→ **WHAT YOU NEED TO DO**:
Type out every line below exactly as it reads.

Data extracted from a collection:
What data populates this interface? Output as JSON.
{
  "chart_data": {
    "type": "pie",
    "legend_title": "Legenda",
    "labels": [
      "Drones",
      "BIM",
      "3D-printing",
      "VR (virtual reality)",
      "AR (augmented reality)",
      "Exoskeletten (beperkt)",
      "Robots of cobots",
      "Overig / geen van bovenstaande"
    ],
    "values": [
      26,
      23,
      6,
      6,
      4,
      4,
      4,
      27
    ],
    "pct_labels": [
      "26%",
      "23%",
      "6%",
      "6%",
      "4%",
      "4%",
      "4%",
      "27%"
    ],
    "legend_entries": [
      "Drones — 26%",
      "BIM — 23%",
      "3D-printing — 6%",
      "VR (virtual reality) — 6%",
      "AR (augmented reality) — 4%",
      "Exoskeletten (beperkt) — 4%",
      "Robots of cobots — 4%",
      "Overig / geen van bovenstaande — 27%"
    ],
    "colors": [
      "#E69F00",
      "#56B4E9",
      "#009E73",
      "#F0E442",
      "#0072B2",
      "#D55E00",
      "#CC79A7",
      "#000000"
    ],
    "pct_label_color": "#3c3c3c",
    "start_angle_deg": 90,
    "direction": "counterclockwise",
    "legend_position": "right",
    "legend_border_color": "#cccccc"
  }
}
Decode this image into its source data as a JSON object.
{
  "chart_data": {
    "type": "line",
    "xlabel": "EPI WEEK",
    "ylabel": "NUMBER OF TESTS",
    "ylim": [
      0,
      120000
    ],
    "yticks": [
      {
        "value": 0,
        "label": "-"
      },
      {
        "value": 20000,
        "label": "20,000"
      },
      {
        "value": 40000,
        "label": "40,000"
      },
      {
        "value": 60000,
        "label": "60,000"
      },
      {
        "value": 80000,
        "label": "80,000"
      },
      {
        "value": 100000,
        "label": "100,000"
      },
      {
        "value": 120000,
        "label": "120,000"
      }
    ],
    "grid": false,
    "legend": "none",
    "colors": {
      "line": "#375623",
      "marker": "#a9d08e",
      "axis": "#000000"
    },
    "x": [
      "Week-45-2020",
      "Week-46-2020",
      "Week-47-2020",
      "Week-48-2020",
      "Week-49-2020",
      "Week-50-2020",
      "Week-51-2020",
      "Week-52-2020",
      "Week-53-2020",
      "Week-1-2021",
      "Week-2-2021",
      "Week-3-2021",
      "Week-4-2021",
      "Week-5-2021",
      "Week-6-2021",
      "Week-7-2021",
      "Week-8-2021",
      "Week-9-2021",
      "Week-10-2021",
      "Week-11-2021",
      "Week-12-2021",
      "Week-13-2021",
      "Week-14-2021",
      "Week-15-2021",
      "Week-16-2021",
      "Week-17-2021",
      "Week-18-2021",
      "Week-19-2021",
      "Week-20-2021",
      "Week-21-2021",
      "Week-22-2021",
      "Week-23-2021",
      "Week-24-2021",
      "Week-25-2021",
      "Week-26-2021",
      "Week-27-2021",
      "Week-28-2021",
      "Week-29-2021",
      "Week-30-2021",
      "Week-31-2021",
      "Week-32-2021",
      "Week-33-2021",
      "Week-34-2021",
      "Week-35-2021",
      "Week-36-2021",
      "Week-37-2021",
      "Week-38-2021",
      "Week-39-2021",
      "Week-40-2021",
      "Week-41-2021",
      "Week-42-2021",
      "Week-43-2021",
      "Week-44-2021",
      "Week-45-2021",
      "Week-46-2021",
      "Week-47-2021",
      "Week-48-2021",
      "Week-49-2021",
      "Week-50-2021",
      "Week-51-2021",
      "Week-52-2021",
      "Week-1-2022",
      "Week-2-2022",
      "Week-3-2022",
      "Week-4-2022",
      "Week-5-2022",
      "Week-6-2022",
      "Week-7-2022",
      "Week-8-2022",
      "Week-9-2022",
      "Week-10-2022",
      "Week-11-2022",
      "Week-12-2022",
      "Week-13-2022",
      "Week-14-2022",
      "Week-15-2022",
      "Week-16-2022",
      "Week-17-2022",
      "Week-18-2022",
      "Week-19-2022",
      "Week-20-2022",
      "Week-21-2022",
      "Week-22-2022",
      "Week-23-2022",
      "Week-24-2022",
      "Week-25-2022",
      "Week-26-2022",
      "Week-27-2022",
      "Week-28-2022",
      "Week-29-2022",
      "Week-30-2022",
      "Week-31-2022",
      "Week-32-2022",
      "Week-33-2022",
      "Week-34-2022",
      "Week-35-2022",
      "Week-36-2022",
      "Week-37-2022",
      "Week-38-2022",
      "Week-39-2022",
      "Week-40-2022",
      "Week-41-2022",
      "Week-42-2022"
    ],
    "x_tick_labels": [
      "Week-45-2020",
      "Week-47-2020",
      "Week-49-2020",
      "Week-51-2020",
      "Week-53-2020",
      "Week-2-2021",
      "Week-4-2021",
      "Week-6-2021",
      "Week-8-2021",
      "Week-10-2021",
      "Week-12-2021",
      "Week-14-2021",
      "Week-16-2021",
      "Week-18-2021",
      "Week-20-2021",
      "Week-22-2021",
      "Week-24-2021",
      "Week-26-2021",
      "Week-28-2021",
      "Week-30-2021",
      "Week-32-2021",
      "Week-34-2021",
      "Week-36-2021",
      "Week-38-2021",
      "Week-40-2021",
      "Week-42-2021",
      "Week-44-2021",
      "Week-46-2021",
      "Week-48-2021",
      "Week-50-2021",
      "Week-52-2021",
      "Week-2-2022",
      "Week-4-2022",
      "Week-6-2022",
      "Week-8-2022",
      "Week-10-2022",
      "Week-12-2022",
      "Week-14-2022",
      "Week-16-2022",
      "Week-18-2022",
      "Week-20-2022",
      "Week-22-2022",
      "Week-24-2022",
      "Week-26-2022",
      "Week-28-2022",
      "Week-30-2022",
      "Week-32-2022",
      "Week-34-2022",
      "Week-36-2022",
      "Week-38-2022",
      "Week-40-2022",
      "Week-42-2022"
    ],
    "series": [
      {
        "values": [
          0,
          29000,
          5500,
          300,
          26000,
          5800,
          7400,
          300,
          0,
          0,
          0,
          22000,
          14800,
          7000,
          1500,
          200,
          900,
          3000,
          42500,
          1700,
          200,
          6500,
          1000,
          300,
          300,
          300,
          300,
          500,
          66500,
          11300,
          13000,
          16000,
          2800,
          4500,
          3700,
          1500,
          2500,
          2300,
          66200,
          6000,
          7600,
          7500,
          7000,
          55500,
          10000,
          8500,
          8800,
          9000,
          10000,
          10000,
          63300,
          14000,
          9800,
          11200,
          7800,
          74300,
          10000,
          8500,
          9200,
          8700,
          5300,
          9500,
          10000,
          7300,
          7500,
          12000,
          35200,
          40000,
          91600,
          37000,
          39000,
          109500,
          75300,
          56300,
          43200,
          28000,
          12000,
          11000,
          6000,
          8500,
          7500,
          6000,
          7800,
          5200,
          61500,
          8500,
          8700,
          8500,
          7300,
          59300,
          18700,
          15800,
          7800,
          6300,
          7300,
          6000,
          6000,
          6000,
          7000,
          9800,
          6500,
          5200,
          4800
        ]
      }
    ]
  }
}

→ **OUTPUT FOR THIS EXERCISE**:
What data populates this interface? Output as JSON.
{
  "chart_data": {
    "type": "pie",
    "legend_title": "Legenda",
    "labels": [
      "Drones",
      "BIM",
      "3D-printing",
      "VR (virtual reality)",
      "AR (augmented reality)",
      "Exoskeletten (beperkt)",
      "Robots of cobots",
      "Overig / geen van bovenstaande"
    ],
    "values": [
      26,
      23,
      6,
      6,
      4,
      4,
      4,
      27
    ],
    "pct_labels": [
      "26%",
      "23%",
      "6%",
      "6%",
      "4%",
      "4%",
      "4%",
      "27%"
    ],
    "legend_entries": [
      "Drones — 26%",
      "BIM — 23%",
      "3D-printing — 6%",
      "VR (virtual reality) — 6%",
      "AR (augmented reality) — 4%",
      "Exoskeletten (beperkt) — 4%",
      "Robots of cobots — 4%",
      "Overig / geen van bovenstaande — 27%"
    ],
    "colors": [
      "#E69F00",
      "#56B4E9",
      "#009E73",
      "#F0E442",
      "#0072B2",
      "#D55E00",
      "#CC79A7",
      "#000000"
    ],
    "pct_label_color": "#3c3c3c",
    "start_angle_deg": 90,
    "direction": "counterclockwise",
    "legend_position": "right",
    "legend_border_color": "#cccccc"
  }
}
Decode this image into its source data as a JSON object.
{
  "chart_data": {
    "type": "line",
    "xlabel": "EPI WEEK",
    "ylabel": "NUMBER OF TESTS",
    "ylim": [
      0,
      120000
    ],
    "yticks": [
      {
        "value": 0,
        "label": "-"
      },
      {
        "value": 20000,
        "label": "20,000"
      },
      {
        "value": 40000,
        "label": "40,000"
      },
      {
        "value": 60000,
        "label": "60,000"
      },
      {
        "value": 80000,
        "label": "80,000"
      },
      {
        "value": 100000,
        "label": "100,000"
      },
      {
        "value": 120000,
        "label": "120,000"
      }
    ],
    "grid": false,
    "legend": "none",
    "colors": {
      "line": "#375623",
      "marker": "#a9d08e",
      "axis": "#000000"
    },
    "x": [
      "Week-45-2020",
      "Week-46-2020",
      "Week-47-2020",
      "Week-48-2020",
      "Week-49-2020",
      "Week-50-2020",
      "Week-51-2020",
      "Week-52-2020",
      "Week-53-2020",
      "Week-1-2021",
      "Week-2-2021",
      "Week-3-2021",
      "Week-4-2021",
      "Week-5-2021",
      "Week-6-2021",
      "Week-7-2021",
      "Week-8-2021",
      "Week-9-2021",
      "Week-10-2021",
      "Week-11-2021",
      "Week-12-2021",
      "Week-13-2021",
      "Week-14-2021",
      "Week-15-2021",
      "Week-16-2021",
      "Week-17-2021",
      "Week-18-2021",
      "Week-19-2021",
      "Week-20-2021",
      "Week-21-2021",
      "Week-22-2021",
      "Week-23-2021",
      "Week-24-2021",
      "Week-25-2021",
      "Week-26-2021",
      "Week-27-2021",
      "Week-28-2021",
      "Week-29-2021",
      "Week-30-2021",
      "Week-31-2021",
      "Week-32-2021",
      "Week-33-2021",
      "Week-34-2021",
      "Week-35-2021",
      "Week-36-2021",
      "Week-37-2021",
      "Week-38-2021",
      "Week-39-2021",
      "Week-40-2021",
      "Week-41-2021",
      "Week-42-2021",
      "Week-43-2021",
      "Week-44-2021",
      "Week-45-2021",
      "Week-46-2021",
      "Week-47-2021",
      "Week-48-2021",
      "Week-49-2021",
      "Week-50-2021",
      "Week-51-2021",
      "Week-52-2021",
      "Week-1-2022",
      "Week-2-2022",
      "Week-3-2022",
      "Week-4-2022",
      "Week-5-2022",
      "Week-6-2022",
      "Week-7-2022",
      "Week-8-2022",
      "Week-9-2022",
      "Week-10-2022",
      "Week-11-2022",
      "Week-12-2022",
      "Week-13-2022",
      "Week-14-2022",
      "Week-15-2022",
      "Week-16-2022",
      "Week-17-2022",
      "Week-18-2022",
      "Week-19-2022",
      "Week-20-2022",
      "Week-21-2022",
      "Week-22-2022",
      "Week-23-2022",
      "Week-24-2022",
      "Week-25-2022",
      "Week-26-2022",
      "Week-27-2022",
      "Week-28-2022",
      "Week-29-2022",
      "Week-30-2022",
      "Week-31-2022",
      "Week-32-2022",
      "Week-33-2022",
      "Week-34-2022",
      "Week-35-2022",
      "Week-36-2022",
      "Week-37-2022",
      "Week-38-2022",
      "Week-39-2022",
      "Week-40-2022",
      "Week-41-2022",
      "Week-42-2022"
    ],
    "x_tick_labels": [
      "Week-45-2020",
      "Week-47-2020",
      "Week-49-2020",
      "Week-51-2020",
      "Week-53-2020",
      "Week-2-2021",
      "Week-4-2021",
      "Week-6-2021",
      "Week-8-2021",
      "Week-10-2021",
      "Week-12-2021",
      "Week-14-2021",
      "Week-16-2021",
      "Week-18-2021",
      "Week-20-2021",
      "Week-22-2021",
      "Week-24-2021",
      "Week-26-2021",
      "Week-28-2021",
      "Week-30-2021",
      "Week-32-2021",
      "Week-34-2021",
      "Week-36-2021",
      "Week-38-2021",
      "Week-40-2021",
      "Week-42-2021",
      "Week-44-2021",
      "Week-46-2021",
      "Week-48-2021",
      "Week-50-2021",
      "Week-52-2021",
      "Week-2-2022",
      "Week-4-2022",
      "Week-6-2022",
      "Week-8-2022",
      "Week-10-2022",
      "Week-12-2022",
      "Week-14-2022",
      "Week-16-2022",
      "Week-18-2022",
      "Week-20-2022",
      "Week-22-2022",
      "Week-24-2022",
      "Week-26-2022",
      "Week-28-2022",
      "Week-30-2022",
      "Week-32-2022",
      "Week-34-2022",
      "Week-36-2022",
      "Week-38-2022",
      "Week-40-2022",
      "Week-42-2022"
    ],
    "series": [
      {
        "values": [
          0,
          29000,
          5500,
          300,
          26000,
          5800,
          7400,
          300,
          0,
          0,
          0,
          22000,
          14800,
          7000,
          1500,
          200,
          900,
          3000,
          42500,
          1700,
          200,
          6500,
          1000,
          300,
          300,
          300,
          300,
          500,
          66500,
          11300,
          13000,
          16000,
          2800,
          4500,
          3700,
          1500,
          2500,
          2300,
          66200,
          6000,
          7600,
          7500,
          7000,
          55500,
          10000,
          8500,
          8800,
          9000,
          10000,
          10000,
          63300,
          14000,
          9800,
          11200,
          7800,
          74300,
          10000,
          8500,
          9200,
          8700,
          5300,
          9500,
          10000,
          7300,
          7500,
          12000,
          35200,
          40000,
          91600,
          37000,
          39000,
          109500,
          75300,
          56300,
          43200,
          28000,
          12000,
          11000,
          6000,
          8500,
          7500,
          6000,
          7800,
          5200,
          61500,
          8500,
          8700,
          8500,
          7300,
          59300,
          18700,
          15800,
          7800,
          6300,
          7300,
          6000,
          6000,
          6000,
          7000,
          9800,
          6500,
          5200,
          4800
        ]
      }
    ]
  }
}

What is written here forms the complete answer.